What the task requires: Write out the listing exactly as it is given.

Stored data:
** Begin **

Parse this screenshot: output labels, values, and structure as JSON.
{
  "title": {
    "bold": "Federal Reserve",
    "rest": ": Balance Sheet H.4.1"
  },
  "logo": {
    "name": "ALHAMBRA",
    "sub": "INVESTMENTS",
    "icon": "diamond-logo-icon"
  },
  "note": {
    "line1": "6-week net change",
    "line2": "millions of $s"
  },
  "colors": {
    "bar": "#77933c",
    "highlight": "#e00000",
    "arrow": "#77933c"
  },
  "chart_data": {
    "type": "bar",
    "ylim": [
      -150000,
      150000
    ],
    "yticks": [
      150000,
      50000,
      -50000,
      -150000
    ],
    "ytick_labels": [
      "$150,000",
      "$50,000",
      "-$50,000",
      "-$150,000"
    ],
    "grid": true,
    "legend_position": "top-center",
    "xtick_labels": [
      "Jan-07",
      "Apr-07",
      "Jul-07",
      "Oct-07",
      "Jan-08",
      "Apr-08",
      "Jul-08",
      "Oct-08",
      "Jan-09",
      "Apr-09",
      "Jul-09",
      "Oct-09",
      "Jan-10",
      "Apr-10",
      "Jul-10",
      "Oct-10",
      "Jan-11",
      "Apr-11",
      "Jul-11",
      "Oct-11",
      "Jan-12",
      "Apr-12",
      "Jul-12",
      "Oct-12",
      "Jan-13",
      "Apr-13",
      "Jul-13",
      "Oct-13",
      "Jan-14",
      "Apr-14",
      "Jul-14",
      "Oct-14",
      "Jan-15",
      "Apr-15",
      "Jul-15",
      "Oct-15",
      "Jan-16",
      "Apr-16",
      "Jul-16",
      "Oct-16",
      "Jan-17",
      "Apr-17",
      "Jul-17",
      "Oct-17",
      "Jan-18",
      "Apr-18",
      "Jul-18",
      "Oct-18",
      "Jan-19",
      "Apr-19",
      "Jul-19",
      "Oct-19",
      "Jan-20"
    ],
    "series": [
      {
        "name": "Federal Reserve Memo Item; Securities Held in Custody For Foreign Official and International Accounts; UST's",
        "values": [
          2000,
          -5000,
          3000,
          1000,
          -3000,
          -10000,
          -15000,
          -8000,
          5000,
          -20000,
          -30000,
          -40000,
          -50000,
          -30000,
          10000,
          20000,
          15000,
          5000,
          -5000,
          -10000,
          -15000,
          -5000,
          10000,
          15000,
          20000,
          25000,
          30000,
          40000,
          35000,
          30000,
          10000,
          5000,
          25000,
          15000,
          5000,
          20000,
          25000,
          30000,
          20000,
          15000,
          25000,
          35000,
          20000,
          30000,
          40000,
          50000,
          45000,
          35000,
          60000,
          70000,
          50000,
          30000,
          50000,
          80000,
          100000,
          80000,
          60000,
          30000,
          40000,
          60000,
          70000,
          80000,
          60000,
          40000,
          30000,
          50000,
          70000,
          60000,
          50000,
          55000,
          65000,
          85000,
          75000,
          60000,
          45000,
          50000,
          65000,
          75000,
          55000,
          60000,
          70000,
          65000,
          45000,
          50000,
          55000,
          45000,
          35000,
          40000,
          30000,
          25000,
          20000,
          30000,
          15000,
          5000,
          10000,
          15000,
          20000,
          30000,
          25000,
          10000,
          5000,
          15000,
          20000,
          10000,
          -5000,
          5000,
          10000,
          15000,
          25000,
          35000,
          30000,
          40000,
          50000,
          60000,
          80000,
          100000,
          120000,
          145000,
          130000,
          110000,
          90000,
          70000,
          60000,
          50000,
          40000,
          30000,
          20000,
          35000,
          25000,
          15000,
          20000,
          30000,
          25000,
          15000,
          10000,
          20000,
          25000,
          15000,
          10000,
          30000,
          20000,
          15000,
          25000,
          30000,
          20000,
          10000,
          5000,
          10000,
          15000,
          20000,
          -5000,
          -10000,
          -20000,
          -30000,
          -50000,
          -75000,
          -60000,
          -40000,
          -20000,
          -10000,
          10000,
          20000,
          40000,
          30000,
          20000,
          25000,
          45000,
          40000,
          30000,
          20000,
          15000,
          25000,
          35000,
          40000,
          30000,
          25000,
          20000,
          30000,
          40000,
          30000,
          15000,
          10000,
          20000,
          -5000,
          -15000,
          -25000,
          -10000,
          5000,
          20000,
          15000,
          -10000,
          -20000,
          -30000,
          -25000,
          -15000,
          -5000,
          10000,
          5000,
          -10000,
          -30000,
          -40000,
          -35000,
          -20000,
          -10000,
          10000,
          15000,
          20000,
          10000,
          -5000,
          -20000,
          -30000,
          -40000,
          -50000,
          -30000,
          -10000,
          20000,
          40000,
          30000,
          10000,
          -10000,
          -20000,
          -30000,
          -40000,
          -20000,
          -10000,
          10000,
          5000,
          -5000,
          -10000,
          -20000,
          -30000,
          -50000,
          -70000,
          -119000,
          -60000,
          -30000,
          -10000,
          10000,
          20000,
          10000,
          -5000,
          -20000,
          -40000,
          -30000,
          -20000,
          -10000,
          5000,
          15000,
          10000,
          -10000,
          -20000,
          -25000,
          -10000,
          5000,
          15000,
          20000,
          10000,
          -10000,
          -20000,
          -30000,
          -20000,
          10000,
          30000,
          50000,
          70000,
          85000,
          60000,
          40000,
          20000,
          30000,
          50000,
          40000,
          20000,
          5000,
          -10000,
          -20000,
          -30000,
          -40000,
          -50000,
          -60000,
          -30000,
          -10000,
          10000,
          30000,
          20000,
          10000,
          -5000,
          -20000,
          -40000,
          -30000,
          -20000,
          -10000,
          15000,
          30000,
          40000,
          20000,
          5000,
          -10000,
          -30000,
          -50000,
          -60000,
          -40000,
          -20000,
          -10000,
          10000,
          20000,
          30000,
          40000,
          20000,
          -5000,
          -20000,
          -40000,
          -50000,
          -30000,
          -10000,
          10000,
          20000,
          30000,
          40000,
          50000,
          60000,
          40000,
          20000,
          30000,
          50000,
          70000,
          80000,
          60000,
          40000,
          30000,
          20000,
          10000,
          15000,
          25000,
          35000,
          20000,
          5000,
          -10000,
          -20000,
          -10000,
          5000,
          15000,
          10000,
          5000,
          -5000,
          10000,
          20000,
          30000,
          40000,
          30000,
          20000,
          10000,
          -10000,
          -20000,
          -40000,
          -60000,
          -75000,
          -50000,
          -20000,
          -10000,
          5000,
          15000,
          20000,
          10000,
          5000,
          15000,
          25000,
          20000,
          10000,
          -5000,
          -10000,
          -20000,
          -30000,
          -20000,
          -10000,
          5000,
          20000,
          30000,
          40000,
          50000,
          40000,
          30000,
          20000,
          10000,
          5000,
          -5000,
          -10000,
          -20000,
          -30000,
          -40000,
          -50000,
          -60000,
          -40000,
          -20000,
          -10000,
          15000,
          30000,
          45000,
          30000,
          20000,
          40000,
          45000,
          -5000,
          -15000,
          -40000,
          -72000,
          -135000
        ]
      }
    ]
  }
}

** End **

Full solution:
Parse this screenshot: output labels, values, and structure as JSON.
{
  "title": {
    "bold": "Federal Reserve",
    "rest": ": Balance Sheet H.4.1"
  },
  "logo": {
    "name": "ALHAMBRA",
    "sub": "INVESTMENTS",
    "icon": "diamond-logo-icon"
  },
  "note": {
    "line1": "6-week net change",
    "line2": "millions of $s"
  },
  "colors": {
    "bar": "#77933c",
    "highlight": "#e00000",
    "arrow": "#77933c"
  },
  "chart_data": {
    "type": "bar",
    "ylim": [
      -150000,
      150000
    ],
    "yticks": [
      150000,
      50000,
      -50000,
      -150000
    ],
    "ytick_labels": [
      "$150,000",
      "$50,000",
      "-$50,000",
      "-$150,000"
    ],
    "grid": true,
    "legend_position": "top-center",
    "xtick_labels": [
      "Jan-07",
      "Apr-07",
      "Jul-07",
      "Oct-07",
      "Jan-08",
      "Apr-08",
      "Jul-08",
      "Oct-08",
      "Jan-09",
      "Apr-09",
      "Jul-09",
      "Oct-09",
      "Jan-10",
      "Apr-10",
      "Jul-10",
      "Oct-10",
      "Jan-11",
      "Apr-11",
      "Jul-11",
      "Oct-11",
      "Jan-12",
      "Apr-12",
      "Jul-12",
      "Oct-12",
      "Jan-13",
      "Apr-13",
      "Jul-13",
      "Oct-13",
      "Jan-14",
      "Apr-14",
      "Jul-14",
      "Oct-14",
      "Jan-15",
      "Apr-15",
      "Jul-15",
      "Oct-15",
      "Jan-16",
      "Apr-16",
      "Jul-16",
      "Oct-16",
      "Jan-17",
      "Apr-17",
      "Jul-17",
      "Oct-17",
      "Jan-18",
      "Apr-18",
      "Jul-18",
      "Oct-18",
      "Jan-19",
      "Apr-19",
      "Jul-19",
      "Oct-19",
      "Jan-20"
    ],
    "series": [
      {
        "name": "Federal Reserve Memo Item; Securities Held in Custody For Foreign Official and International Accounts; UST's",
        "values": [
          2000,
          -5000,
          3000,
          1000,
          -3000,
          -10000,
          -15000,
          -8000,
          5000,
          -20000,
          -30000,
          -40000,
          -50000,
          -30000,
          10000,
          20000,
          15000,
          5000,
          -5000,
          -10000,
          -15000,
          -5000,
          10000,
          15000,
          20000,
          25000,
          30000,
          40000,
          35000,
          30000,
          10000,
          5000,
          25000,
          15000,
          5000,
          20000,
          25000,
          30000,
          20000,
          15000,
          25000,
          35000,
          20000,
          30000,
          40000,
          50000,
          45000,
          35000,
          60000,
          70000,
          50000,
          30000,
          50000,
          80000,
          100000,
          80000,
          60000,
          30000,
          40000,
          60000,
          70000,
          80000,
          60000,
          40000,
          30000,
          50000,
          70000,
          60000,
          50000,
          55000,
          65000,
          85000,
          75000,
          60000,
          45000,
          50000,
          65000,
          75000,
          55000,
          60000,
          70000,
          65000,
          45000,
          50000,
          55000,
          45000,
          35000,
          40000,
          30000,
          25000,
          20000,
          30000,
          15000,
          5000,
          10000,
          15000,
          20000,
          30000,
          25000,
          10000,
          5000,
          15000,
          20000,
          10000,
          -5000,
          5000,
          10000,
          15000,
          25000,
          35000,
          30000,
          40000,
          50000,
          60000,
          80000,
          100000,
          120000,
          145000,
          130000,
          110000,
          90000,
          70000,
          60000,
          50000,
          40000,
          30000,
          20000,
          35000,
          25000,
          15000,
          20000,
          30000,
          25000,
          15000,
          10000,
          20000,
          25000,
          15000,
          10000,
          30000,
          20000,
          15000,
          25000,
          30000,
          20000,
          10000,
          5000,
          10000,
          15000,
          20000,
          -5000,
          -10000,
          -20000,
          -30000,
          -50000,
          -75000,
          -60000,
          -40000,
          -20000,
          -10000,
          10000,
          20000,
          40000,
          30000,
          20000,
          25000,
          45000,
          40000,
          30000,
          20000,
          15000,
          25000,
          35000,
          40000,
          30000,
          25000,
          20000,
          30000,
          40000,
          30000,
          15000,
          10000,
          20000,
          -5000,
          -15000,
          -25000,
          -10000,
          5000,
          20000,
          15000,
          -10000,
          -20000,
          -30000,
          -25000,
          -15000,
          -5000,
          10000,
          5000,
          -10000,
          -30000,
          -40000,
          -35000,
          -20000,
          -10000,
          10000,
          15000,
          20000,
          10000,
          -5000,
          -20000,
          -30000,
          -40000,
          -50000,
          -30000,
          -10000,
          20000,
          40000,
          30000,
          10000,
          -10000,
          -20000,
          -30000,
          -40000,
          -20000,
          -10000,
          10000,
          5000,
          -5000,
          -10000,
          -20000,
          -30000,
          -50000,
          -70000,
          -119000,
          -60000,
          -30000,
          -10000,
          10000,
          20000,
          10000,
          -5000,
          -20000,
          -40000,
          -30000,
          -20000,
          -10000,
          5000,
          15000,
          10000,
          -10000,
          -20000,
          -25000,
          -10000,
          5000,
          15000,
          20000,
          10000,
          -10000,
          -20000,
          -30000,
          -20000,
          10000,
          30000,
          50000,
          70000,
          85000,
          60000,
          40000,
          20000,
          30000,
          50000,
          40000,
          20000,
          5000,
          -10000,
          -20000,
          -30000,
          -40000,
          -50000,
          -60000,
          -30000,
          -10000,
          10000,
          30000,
          20000,
          10000,
          -5000,
          -20000,
          -40000,
          -30000,
          -20000,
          -10000,
          15000,
          30000,
          40000,
          20000,
          5000,
          -10000,
          -30000,
          -50000,
          -60000,
          -40000,
          -20000,
          -10000,
          10000,
          20000,
          30000,
          40000,
          20000,
          -5000,
          -20000,
          -40000,
          -50000,
          -30000,
          -10000,
          10000,
          20000,
          30000,
          40000,
          50000,
          60000,
          40000,
          20000,
          30000,
          50000,
          70000,
          80000,
          60000,
          40000,
          30000,
          20000,
          10000,
          15000,
          25000,
          35000,
          20000,
          5000,
          -10000,
          -20000,
          -10000,
          5000,
          15000,
          10000,
          5000,
          -5000,
          10000,
          20000,
          30000,
          40000,
          30000,
          20000,
          10000,
          -10000,
          -20000,
          -40000,
          -60000,
          -75000,
          -50000,
          -20000,
          -10000,
          5000,
          15000,
          20000,
          10000,
          5000,
          15000,
          25000,
          20000,
          10000,
          -5000,
          -10000,
          -20000,
          -30000,
          -20000,
          -10000,
          5000,
          20000,
          30000,
          40000,
          50000,
          40000,
          30000,
          20000,
          10000,
          5000,
          -5000,
          -10000,
          -20000,
          -30000,
          -40000,
          -50000,
          -60000,
          -40000,
          -20000,
          -10000,
          15000,
          30000,
          45000,
          30000,
          20000,
          40000,
          45000,
          -5000,
          -15000,
          -40000,
          -72000,
          -135000
        ]
      }
    ]
  }
}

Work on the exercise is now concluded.